Data entries:

***

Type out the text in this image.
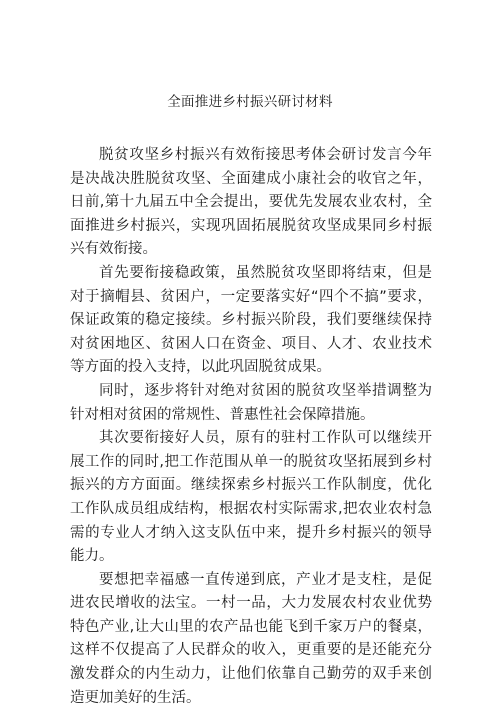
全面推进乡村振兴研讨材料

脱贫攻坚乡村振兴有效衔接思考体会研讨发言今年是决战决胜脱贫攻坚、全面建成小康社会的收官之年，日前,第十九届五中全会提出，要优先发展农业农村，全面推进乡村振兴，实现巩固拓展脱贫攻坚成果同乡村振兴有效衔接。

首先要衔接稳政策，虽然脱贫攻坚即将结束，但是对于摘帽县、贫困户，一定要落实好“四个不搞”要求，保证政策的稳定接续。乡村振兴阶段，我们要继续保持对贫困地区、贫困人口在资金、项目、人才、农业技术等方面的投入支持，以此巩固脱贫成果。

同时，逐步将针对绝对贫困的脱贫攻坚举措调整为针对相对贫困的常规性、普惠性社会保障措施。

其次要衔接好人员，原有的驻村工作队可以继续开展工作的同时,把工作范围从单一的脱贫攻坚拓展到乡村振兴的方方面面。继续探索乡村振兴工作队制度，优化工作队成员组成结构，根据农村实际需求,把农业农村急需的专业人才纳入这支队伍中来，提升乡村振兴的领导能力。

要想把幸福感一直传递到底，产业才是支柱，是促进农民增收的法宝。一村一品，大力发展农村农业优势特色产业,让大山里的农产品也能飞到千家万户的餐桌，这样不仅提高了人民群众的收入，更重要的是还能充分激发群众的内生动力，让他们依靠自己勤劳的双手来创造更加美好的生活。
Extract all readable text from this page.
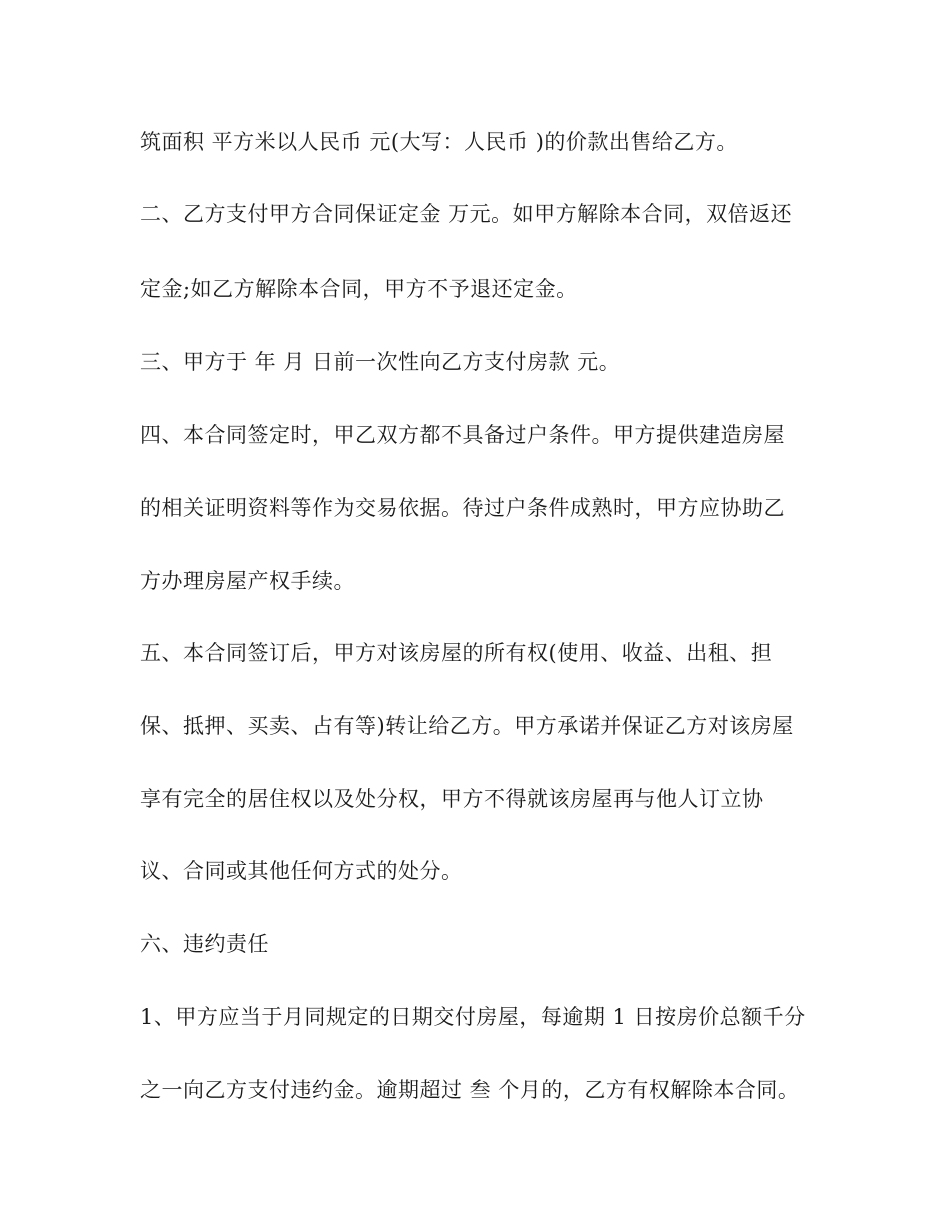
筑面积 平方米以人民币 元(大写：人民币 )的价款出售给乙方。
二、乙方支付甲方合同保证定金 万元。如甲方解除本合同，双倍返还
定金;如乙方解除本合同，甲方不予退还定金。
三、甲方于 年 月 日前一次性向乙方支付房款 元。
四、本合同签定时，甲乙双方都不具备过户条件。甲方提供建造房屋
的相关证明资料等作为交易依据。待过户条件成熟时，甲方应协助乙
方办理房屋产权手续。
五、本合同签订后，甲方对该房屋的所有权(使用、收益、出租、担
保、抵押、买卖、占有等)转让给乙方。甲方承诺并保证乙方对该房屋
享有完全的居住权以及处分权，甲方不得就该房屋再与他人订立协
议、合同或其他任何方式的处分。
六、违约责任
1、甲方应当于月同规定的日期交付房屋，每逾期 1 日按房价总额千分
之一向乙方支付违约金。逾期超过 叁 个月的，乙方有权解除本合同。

***

◆ SHORT TASK:
Using the entries above, tally how many lines have the word "this" in them; write the number and nothing more.

◆ EXERCISE RESPONSE:
2